Dataset records on visual material:
* * * *

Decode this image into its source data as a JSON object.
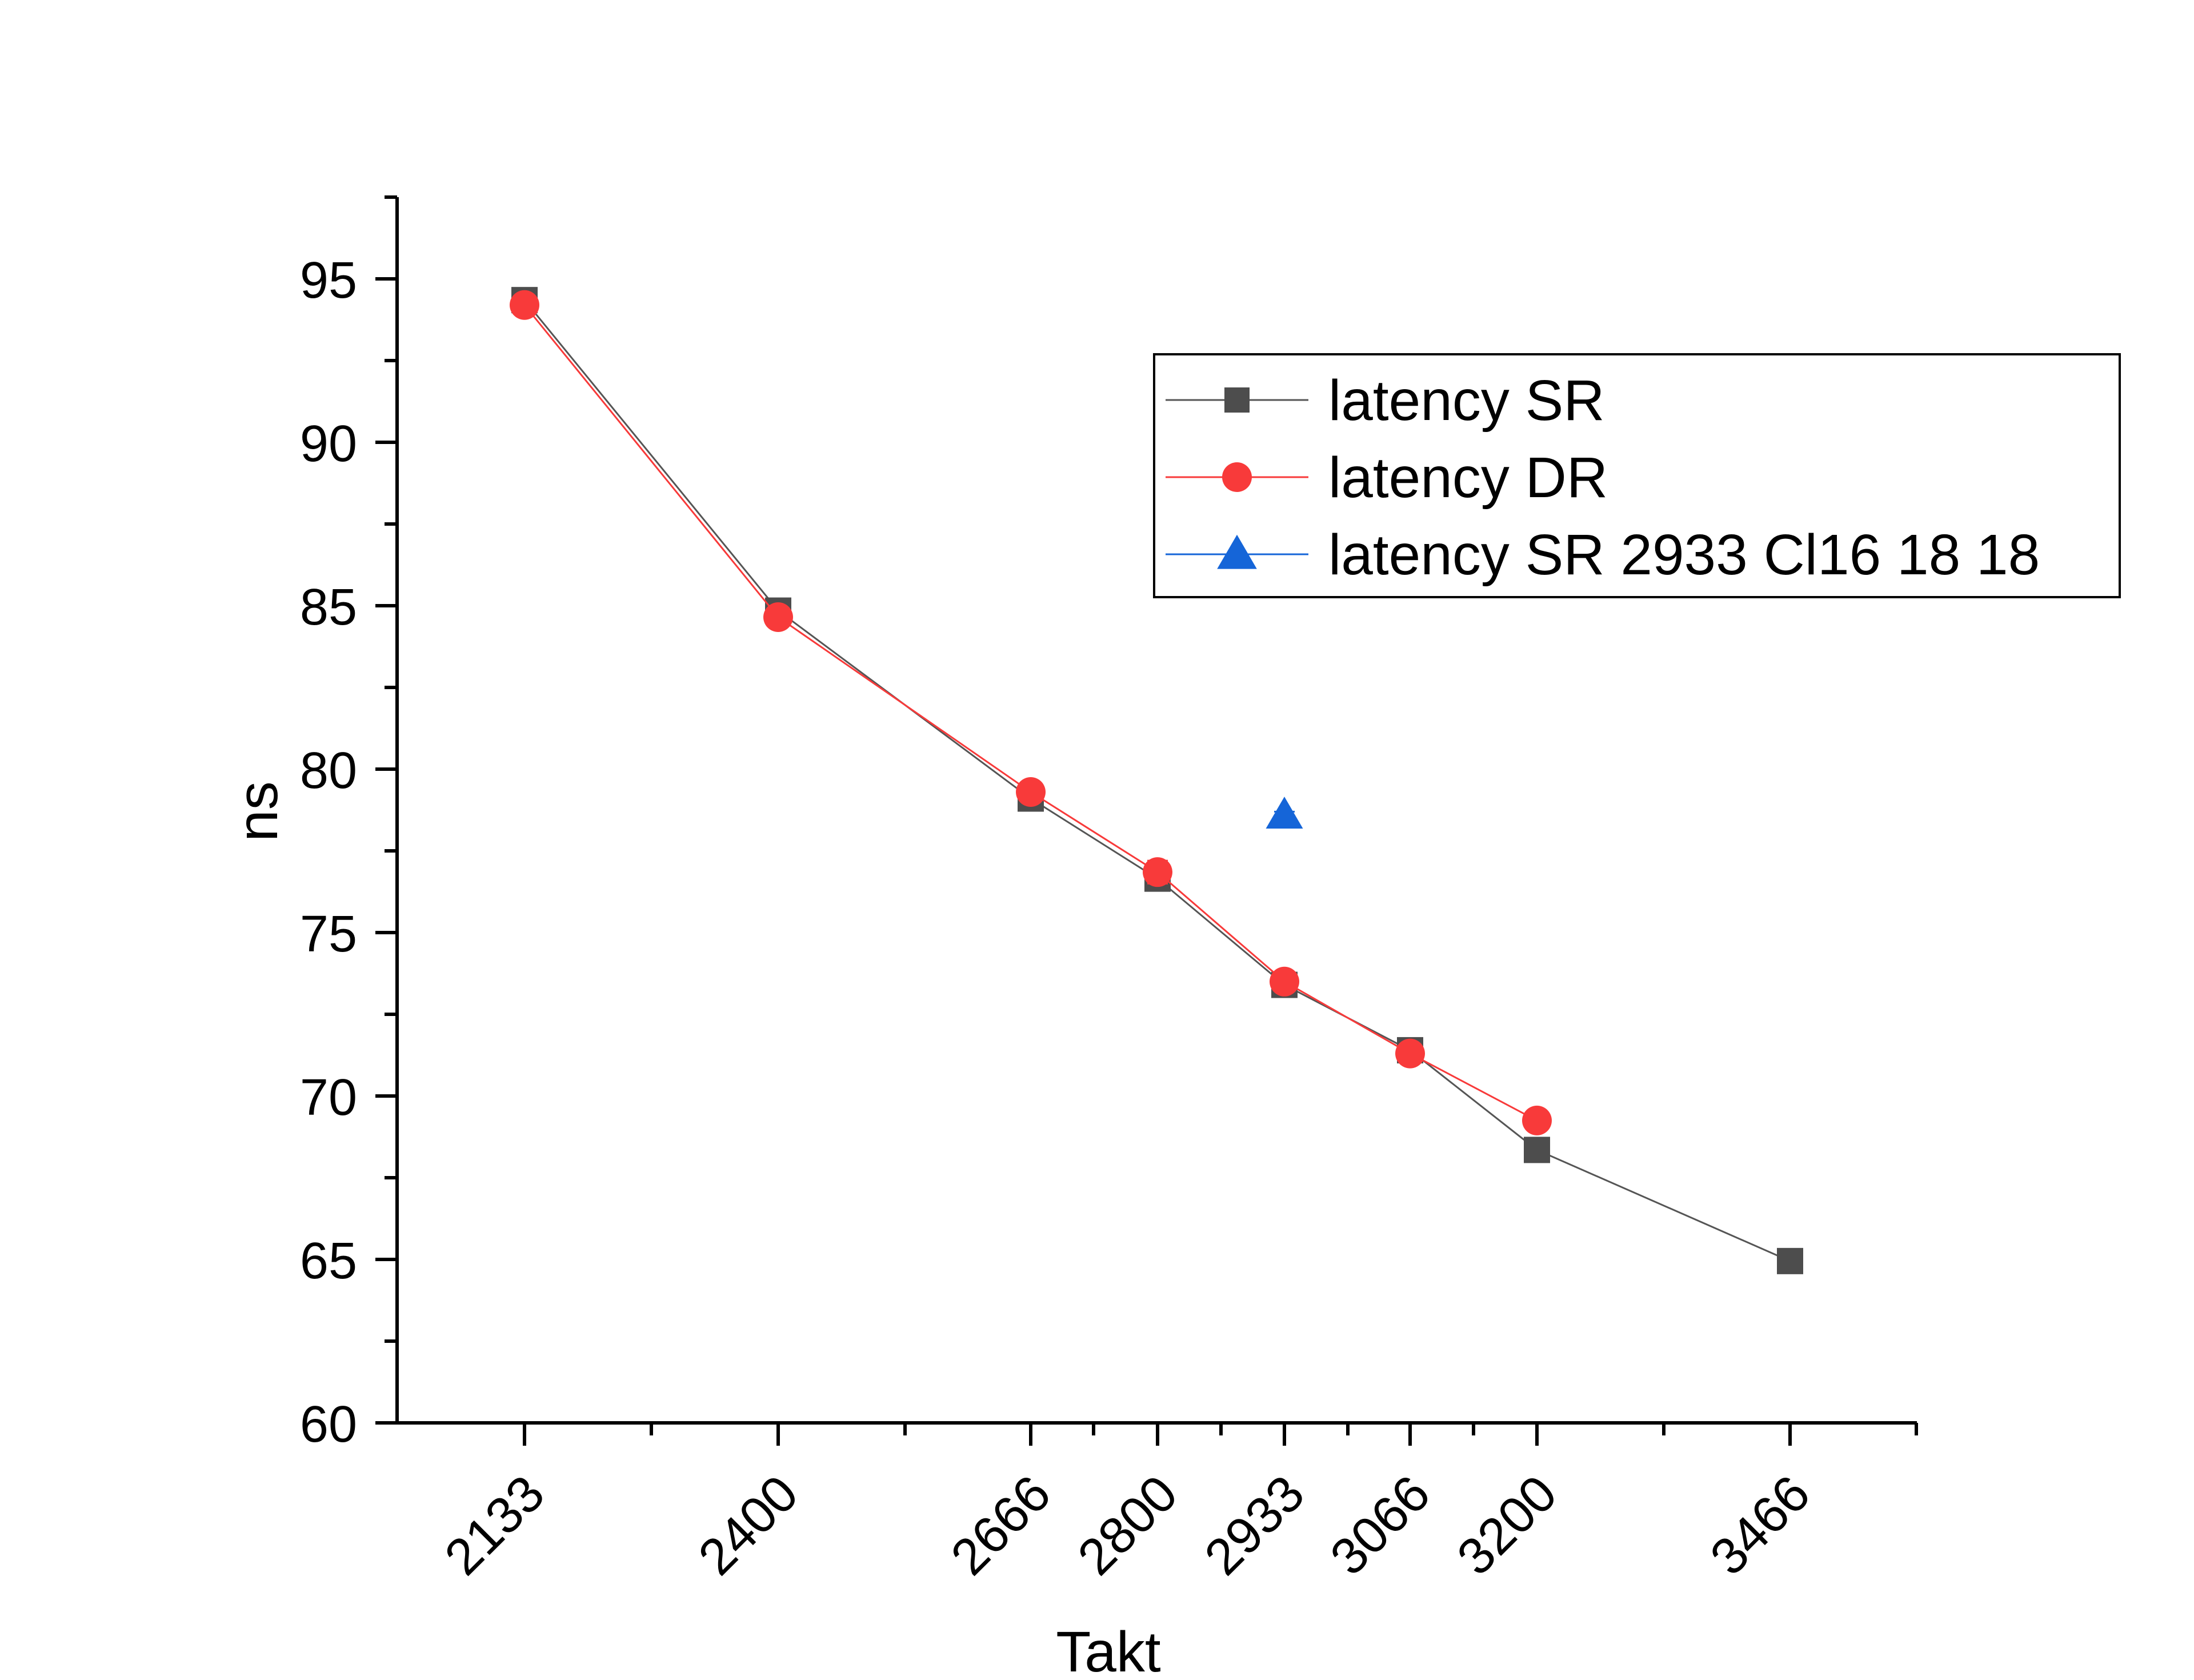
{
  "chart_data": {
    "type": "line",
    "title": "",
    "xlabel": "Takt",
    "ylabel": "ns",
    "x_is_categorical": true,
    "categories": [
      "2133",
      "2400",
      "2666",
      "2800",
      "2933",
      "3066",
      "3200",
      "3466"
    ],
    "ylim": [
      60,
      97.5
    ],
    "yticks": [
      60,
      65,
      70,
      75,
      80,
      85,
      90,
      95
    ],
    "grid": false,
    "legend_position": "top-right",
    "series": [
      {
        "name": "latency SR",
        "marker": "square",
        "color": "#4d4d4d",
        "line_color": "#555555",
        "values": [
          94.35,
          84.85,
          79.1,
          76.65,
          73.4,
          71.4,
          68.35,
          64.95
        ],
        "errors": [
          0.1,
          0.1,
          0.1,
          0.2,
          0.25,
          0.15,
          0.15,
          0.1
        ]
      },
      {
        "name": "latency DR",
        "marker": "circle",
        "color": "#f83a3a",
        "line_color": "#f83a3a",
        "values": [
          94.2,
          84.65,
          79.3,
          76.85,
          73.5,
          71.3,
          69.25,
          null
        ],
        "errors": [
          0.1,
          0.1,
          0.15,
          0.35,
          0.2,
          0.15,
          0.3,
          null
        ]
      },
      {
        "name": "latency SR 2933 Cl16 18 18",
        "marker": "triangle",
        "color": "#1565d8",
        "line_color": "#1565d8",
        "values": [
          null,
          null,
          null,
          null,
          78.6,
          null,
          null,
          null
        ],
        "errors": [
          null,
          null,
          null,
          null,
          0.1,
          null,
          null,
          null
        ]
      }
    ]
  }
}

* * * *

Transcribe every line in the entries above, taking out only the images.

Decode this image into its source data as a JSON object.
{
  "chart_data": {
    "type": "line",
    "title": "",
    "xlabel": "Takt",
    "ylabel": "ns",
    "x_is_categorical": true,
    "categories": [
      "2133",
      "2400",
      "2666",
      "2800",
      "2933",
      "3066",
      "3200",
      "3466"
    ],
    "ylim": [
      60,
      97.5
    ],
    "yticks": [
      60,
      65,
      70,
      75,
      80,
      85,
      90,
      95
    ],
    "grid": false,
    "legend_position": "top-right",
    "series": [
      {
        "name": "latency SR",
        "marker": "square",
        "color": "#4d4d4d",
        "line_color": "#555555",
        "values": [
          94.35,
          84.85,
          79.1,
          76.65,
          73.4,
          71.4,
          68.35,
          64.95
        ],
        "errors": [
          0.1,
          0.1,
          0.1,
          0.2,
          0.25,
          0.15,
          0.15,
          0.1
        ]
      },
      {
        "name": "latency DR",
        "marker": "circle",
        "color": "#f83a3a",
        "line_color": "#f83a3a",
        "values": [
          94.2,
          84.65,
          79.3,
          76.85,
          73.5,
          71.3,
          69.25,
          null
        ],
        "errors": [
          0.1,
          0.1,
          0.15,
          0.35,
          0.2,
          0.15,
          0.3,
          null
        ]
      },
      {
        "name": "latency SR 2933 Cl16 18 18",
        "marker": "triangle",
        "color": "#1565d8",
        "line_color": "#1565d8",
        "values": [
          null,
          null,
          null,
          null,
          78.6,
          null,
          null,
          null
        ],
        "errors": [
          null,
          null,
          null,
          null,
          0.1,
          null,
          null,
          null
        ]
      }
    ]
  }
}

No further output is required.